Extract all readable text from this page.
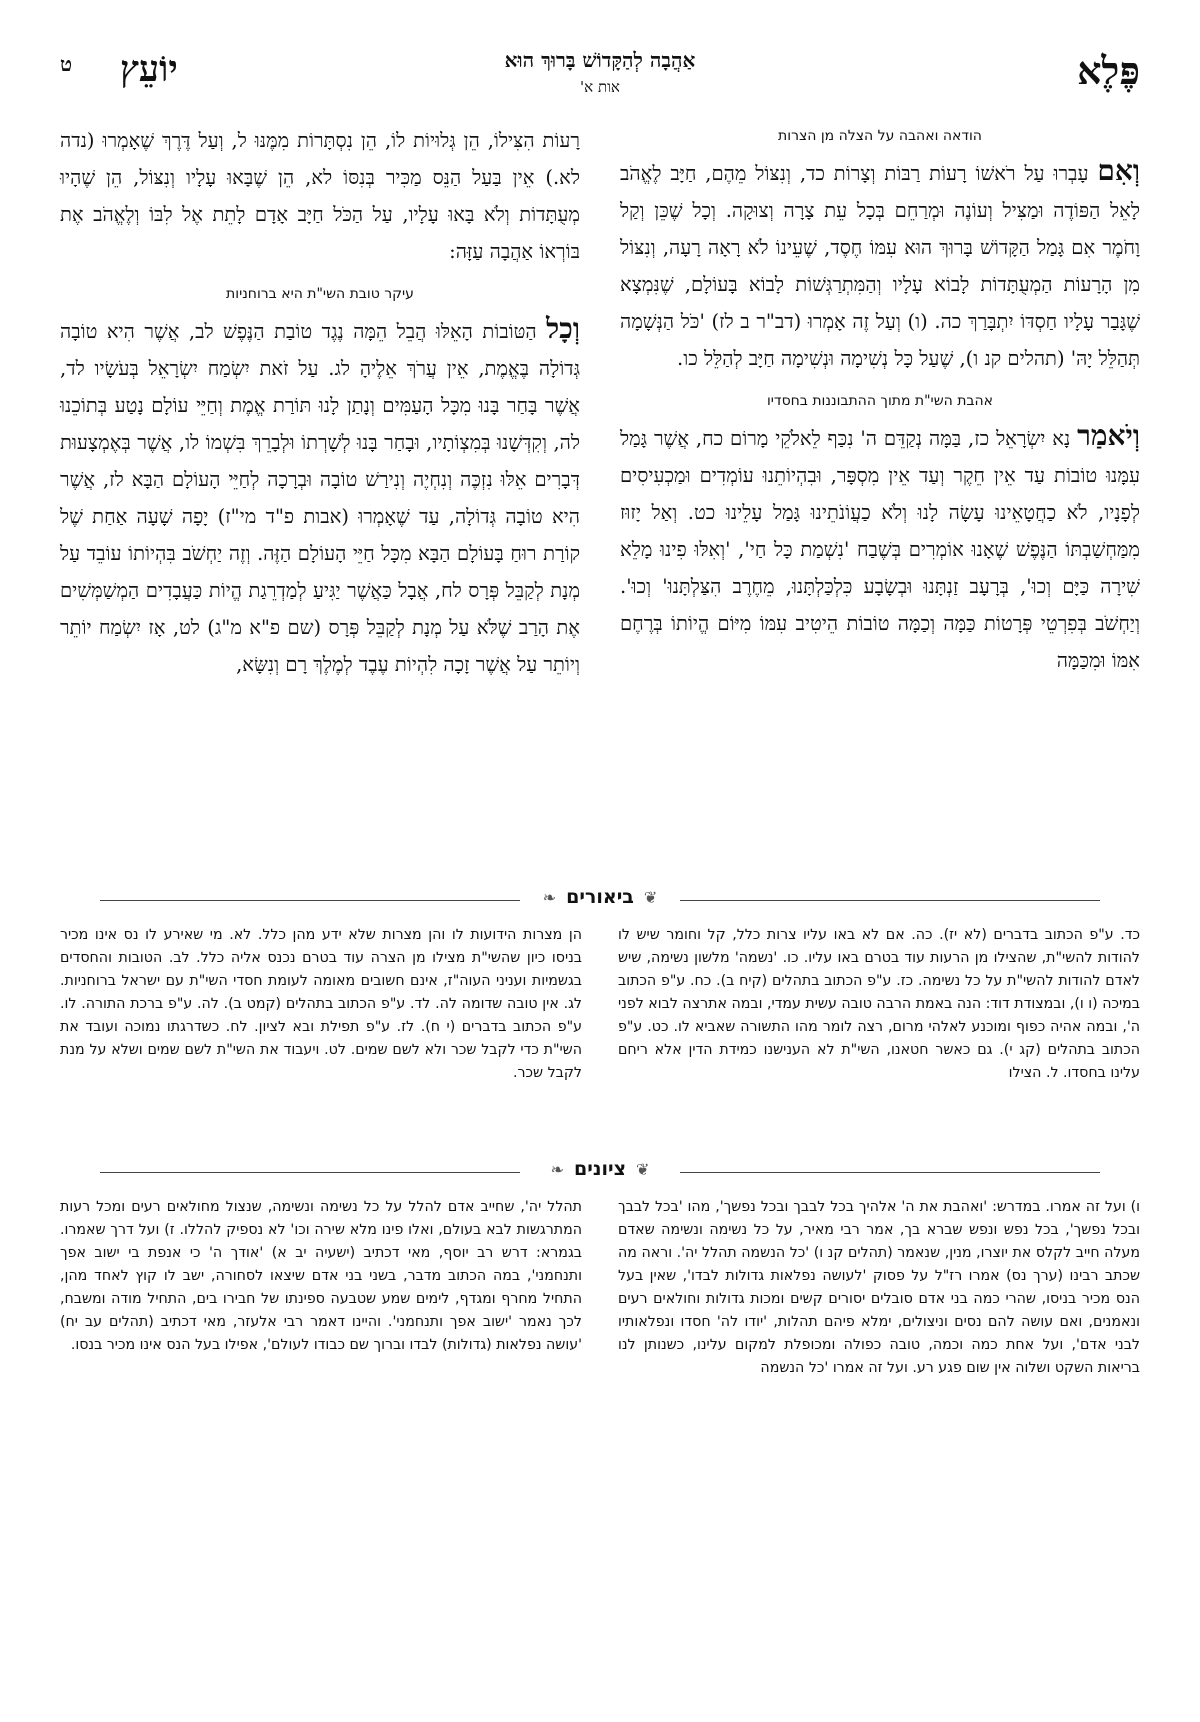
פֶּלֶא
אַהֲבָה לְהַקָּדוֹשׁ בָּרוּךְ הוּא
אות א'
יוֹעֵץ
ט
הודאה ואהבה על הצלה מן הצרות

וְאִם עָבְרוּ עַל רֹאשׁוֹ רָעוֹת רַבּוֹת וְצָרוֹת כד, וְנִצּוֹל מֵהֶם, חַיָּב לֶאֱהֹב לָאֵל הַפּוֹדֶה וּמַצִּיל וְעוֹנֶה וּמְרַחֵם בְּכָל עֵת צָרָה וְצוּקָה. וְכָל שֶׁכֵּן וְקַל וָחֹמֶר אִם גָּמַל הַקָּדוֹשׁ בָּרוּךְ הוּא עִמּוֹ חֶסֶד, שֶׁעֵינוֹ לֹא רָאָה רָעָה, וְנִצּוֹל מִן הָרָעוֹת הַמְעֻתָּדוֹת לָבוֹא עָלָיו וְהַמִּתְרַגְּשׁוֹת לָבוֹא בָּעוֹלָם, שֶׁנִּמְצָא שֶׁגָּבַר עָלָיו חַסְדּוֹ יִתְבָּרַךְ כה. (ו) וְעַל זֶה אָמְרוּ (דב"ר ב לז) 'כֹּל הַנְּשָׁמָה תְּהַלֵּל יָהּ' (תהלים קנ ו), שֶׁעַל כָּל נְשִׁימָה וּנְשִׁימָה חַיָּב לְהַלֵּל כו.

אהבת השי"ת מתוך ההתבוננות בחסדיו

וְיֹאמַר נָא יִשְׂרָאֵל כז, בַּמָּה נְקַדֵּם ה' נִכַּף לֵאלֹקֵי מָרוֹם כח, אֲשֶׁר גָּמַל עִמָּנוּ טוֹבוֹת עַד אֵין חֵקֶר וְעַד אֵין מִסְפָּר, וּבִהְיוֹתֵנוּ עוֹמְדִים וּמַכְעִיסִים לְפָנָיו, לֹא כַחֲטָאֵינוּ עָשָׂה לָנוּ וְלֹא כַעֲוֹנֹתֵינוּ גָּמַל עָלֵינוּ כט. וְאַל יָזוּז מִמַּחְשַׁבְתּוֹ הַנֶּפֶשׁ שֶׁאָנוּ אוֹמְרִים בְּשֶׁבַח 'נִשְׁמַת כָּל חַי', 'וְאִלּוּ פִינוּ מָלֵא שִׁירָה כַּיָּם וְכוּ', בְּרָעָב זַנְתָּנוּ וּבְשָׂבָע כִּלְכַּלְתָּנוּ, מֵחֶרֶב הִצַּלְתָּנוּ' וְכוּ'. וְיַחְשֹׁב בְּפִרְטֵי פְּרָטוֹת כַּמָּה וְכַמָּה טוֹבוֹת הֵיטִיב עִמּוֹ מִיּוֹם הֱיוֹתוֹ בְּרֶחֶם אִמּוֹ וּמִכַּמָּה

רָעוֹת הִצִּילוֹ, הֵן גְּלוּיוֹת לוֹ, הֵן נִסְתָּרוֹת מִמֶּנּוּ ל, וְעַל דֶּרֶךְ שֶׁאָמְרוּ (נדה לא.) אֵין בַּעַל הַנֵּס מַכִּיר בְּנִסּוֹ לא, הֵן שֶׁבָּאוּ עָלָיו וְנִצּוֹל, הֵן שֶׁהָיוּ מְעֻתָּדוֹת וְלֹא בָּאוּ עָלָיו, עַל הַכֹּל חַיָּב אָדָם לָתֵת אֶל לִבּוֹ וְלֶאֱהֹב אֶת בּוֹרְאוֹ אַהֲבָה עַזָּה:

עיקר טובת השי"ת היא ברוחניות

וְכָל הַטּוֹבוֹת הָאֵלּוּ הֲבֵל הֵמָּה נֶגֶד טוֹבַת הַנֶּפֶשׁ לב, אֲשֶׁר הִיא טוֹבָה גְּדוֹלָה בֶּאֱמֶת, אֵין עֲרֹךְ אֵלֶיהָ לג. עַל זֹאת יִשְׂמַח יִשְׂרָאֵל בְּעֹשָׂיו לד, אֲשֶׁר בָּחַר בָּנוּ מִכָּל הָעַמִּים וְנָתַן לָנוּ תּוֹרַת אֱמֶת וְחַיֵּי עוֹלָם נָטַע בְּתוֹכֵנוּ לה, וְקִדְּשָׁנוּ בְּמִצְוֹתָיו, וּבָחַר בָּנוּ לְשָׁרְתוֹ וּלְבָרֵךְ בִּשְׁמוֹ לו, אֲשֶׁר בְּאֶמְצָעוּת דְּבָרִים אֵלּוּ נִזְכֶּה וְנִחְיֶה וְנִירַשׁ טוֹבָה וּבְרָכָה לְחַיֵּי הָעוֹלָם הַבָּא לז, אֲשֶׁר הִיא טוֹבָה גְּדוֹלָה, עַד שֶׁאָמְרוּ (אבות פ"ד מי"ז) יָפָה שָׁעָה אַחַת שֶׁל קוֹרַת רוּחַ בָּעוֹלָם הַבָּא מִכָּל חַיֵּי הָעוֹלָם הַזֶּה. וְזֶה יַחְשֹׁב בִּהְיוֹתוֹ עוֹבֵד עַל מְנָת לְקַבֵּל פְּרָס לח, אֲבָל כַּאֲשֶׁר יַגִּיעַ לְמַדְרֵגַת הֱיוֹת כַּעֲבָדִים הַמְשַׁמְּשִׁים אֶת הָרַב שֶׁלֹּא עַל מְנָת לְקַבֵּל פְּרָס (שם פ"א מ"ג) לט, אָז יִשְׂמַח יוֹתֵר וְיוֹתֵר עַל אֲשֶׁר זָכָה לִהְיוֹת עֶבֶד לְמֶלֶךְ רָם וְנִשָּׂא,

❦ביאורים❧
כד. ע"פ הכתוב בדברים (לא יז). כה. אם לא באו עליו צרות כלל, קל וחומר שיש לו להודות להשי"ת, שהצילו מן הרעות עוד בטרם באו עליו. כו. 'נשמה' מלשון נשימה, שיש לאדם להודות להשי"ת על כל נשימה. כז. ע"פ הכתוב בתהלים (קיח ב). כח. ע"פ הכתוב במיכה (ו ו), ובמצודת דוד: הנה באמת הרבה טובה עשית עמדי, ובמה אתרצה לבוא לפני ה', ובמה אהיה כפוף ומוכנע לאלהי מרום, רצה לומר מהו התשורה שאביא לו. כט. ע"פ הכתוב בתהלים (קג י). גם כאשר חטאנו, השי"ת לא הענישנו כמידת הדין אלא ריחם עלינו בחסדו. ל. הצילו
הן מצרות הידועות לו והן מצרות שלא ידע מהן כלל. לא. מי שאירע לו נס אינו מכיר בניסו כיון שהשי"ת מצילו מן הצרה עוד בטרם נכנס אליה כלל. לב. הטובות והחסדים בגשמיות ועניני העוה"ז, אינם חשובים מאומה לעומת חסדי השי"ת עם ישראל ברוחניות. לג. אין טובה שדומה לה. לד. ע"פ הכתוב בתהלים (קמט ב). לה. ע"פ ברכת התורה. לו. ע"פ הכתוב בדברים (י ח). לז. ע"פ תפילת ובא לציון. לח. כשדרגתו נמוכה ועובד את השי"ת כדי לקבל שכר ולא לשם שמים. לט. ויעבוד את השי"ת לשם שמים ושלא על מנת לקבל שכר.
❦ציונים❧
ו) ועל זה אמרו. במדרש: 'ואהבת את ה' אלהיך בכל לבבך ובכל נפשך', מהו 'בכל לבבך ובכל נפשך', בכל נפש ונפש שברא בך, אמר רבי מאיר, על כל נשימה ונשימה שאדם מעלה חייב לקלס את יוצרו, מנין, שנאמר (תהלים קנ ו) 'כל הנשמה תהלל יה'. וראה מה שכתב רבינו (ערך נס) אמרו רז"ל על פסוק 'לעושה נפלאות גדולות לבדו', שאין בעל הנס מכיר בניסו, שהרי כמה בני אדם סובלים יסורים קשים ומכות גדולות וחולאים רעים ונאמנים, ואם עושה להם נסים וניצולים, ימלא פיהם תהלות, 'יודו לה' חסדו ונפלאותיו לבני אדם', ועל אחת כמה וכמה, טובה כפולה ומכופלת למקום עלינו, כשנותן לנו בריאות השקט ושלוה אין שום פגע רע. ועל זה אמרו 'כל הנשמה
תהלל יה', שחייב אדם להלל על כל נשימה ונשימה, שנצול מחולאים רעים ומכל רעות המתרגשות לבא בעולם, ואלו פינו מלא שירה וכו' לא נספיק להללו. ז) ועל דרך שאמרו. בגמרא: דרש רב יוסף, מאי דכתיב (ישעיה יב א) 'אודך ה' כי אנפת בי ישוב אפך ותנחמני', במה הכתוב מדבר, בשני בני אדם שיצאו לסחורה, ישב לו קוץ לאחד מהן, התחיל מחרף ומגדף, לימים שמע שטבעה ספינתו של חבירו בים, התחיל מודה ומשבח, לכך נאמר 'ישוב אפך ותנחמני'. והיינו דאמר רבי אלעזר, מאי דכתיב (תהלים עב יח) 'עושה נפלאות (גדולות) לבדו וברוך שם כבודו לעולם', אפילו בעל הנס אינו מכיר בנסו.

┄┄┄┄┄┄

* PROBLEM DESCRIPTION
Copy out each line of the data containing the string "ברוחניות".

* FULL RESPONSE
עיקר טובת השי"ת היא ברוחניות
הן מצרות הידועות לו והן מצרות שלא ידע מהן כלל. לא. מי שאירע לו נס אינו מכיר בניסו כיון שהשי"ת מצילו מן הצרה עוד בטרם נכנס אליה כלל. לב. הטובות והחסדים בגשמיות ועניני העוה"ז, אינם חשובים מאומה לעומת חסדי השי"ת עם ישראל ברוחניות. לג. אין טובה שדומה לה. לד. ע"פ הכתוב בתהלים (קמט ב). לה. ע"פ ברכת התורה. לו. ע"פ הכתוב בדברים (י ח). לז. ע"פ תפילת ובא לציון. לח. כשדרגתו נמוכה ועובד את השי"ת כדי לקבל שכר ולא לשם שמים. לט. ויעבוד את השי"ת לשם שמים ושלא על מנת לקבל שכר.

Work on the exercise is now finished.